Problem A: Please take the bubble-level passage starting at "So, the use" and ending at "the hot shoe.", and write that stretch out again with "hot shoe" swapped for "accessory shoe".
Problem B:
Answer these questions from the bubble-level passage:
(i) Where is the level usually affixed?
(ii) What kind of bubble level has the writer long used?
(iii) Why is the triple kind a bit larger?

So, the use of some form of bubble level in the field is a good idea. But there's more than one way to approach this task. I mean, where precisely do you put the level? The usual answer is that you affix it to the camera hot shoe. Quite a few companies make bubble levels specifically for this purpose. Some have a level oriented along only a single axis, some on two axes, and a few now with bubbles in along all three axes. I've long been a user of the double bubble kind but was always frustrated when I flipped the camera from horizontal to vertical orientation since that meant I also had to flip the bubble level ninety degrees to get the two axes back to being useful. To fit three bubble levels the triple kind is obviously a bit larger, but I find it quite convenient not to have to fiddle with the thing once I've mounted it on the hot shoe.

Dataset excerpt:
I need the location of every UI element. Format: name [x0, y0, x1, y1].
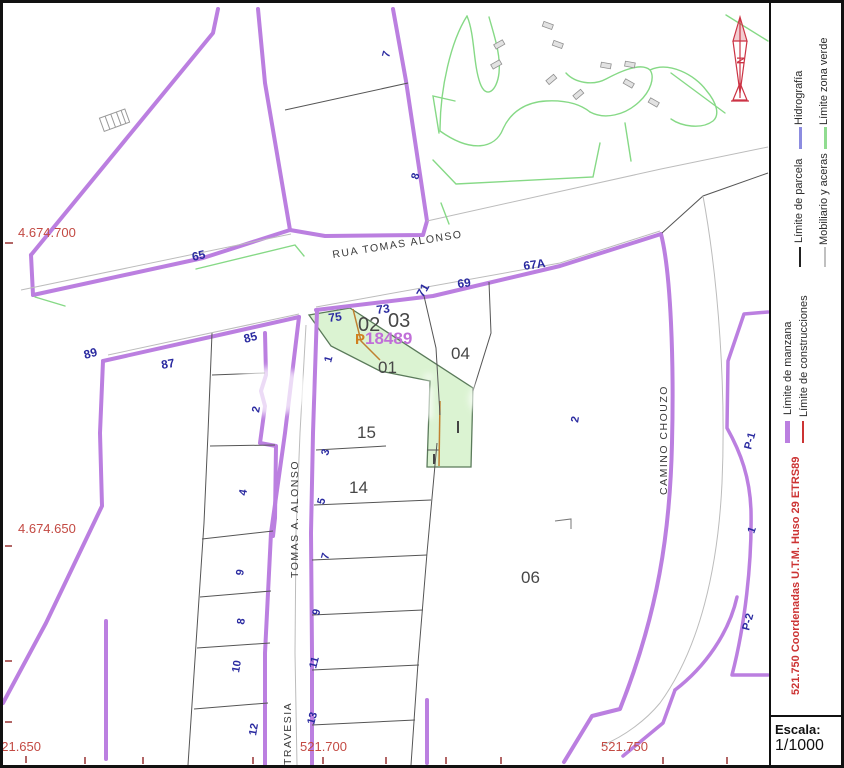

Full answer A:
So, the use of some form of bubble level in the field is a good idea. But there's more than one way to approach this task. I mean, where precisely do you put the level? The usual answer is that you affix it to the camera accessory shoe. Quite a few companies make bubble levels specifically for this purpose. Some have a level oriented along only a single axis, some on two axes, and a few now with bubbles in along all three axes. I've long been a user of the double bubble kind but was always frustrated when I flipped the camera from horizontal to vertical orientation since that meant I also had to flip the bubble level ninety degrees to get the two axes back to being useful. To fit three bubble levels the triple kind is obviously a bit larger, but I find it quite convenient not to have to fiddle with the thing once I've mounted it on the accessory shoe.

Full answer B:
(i) To the camera hot shoe.
(ii) The double bubble kind.
(iii) To fit three bubble levels.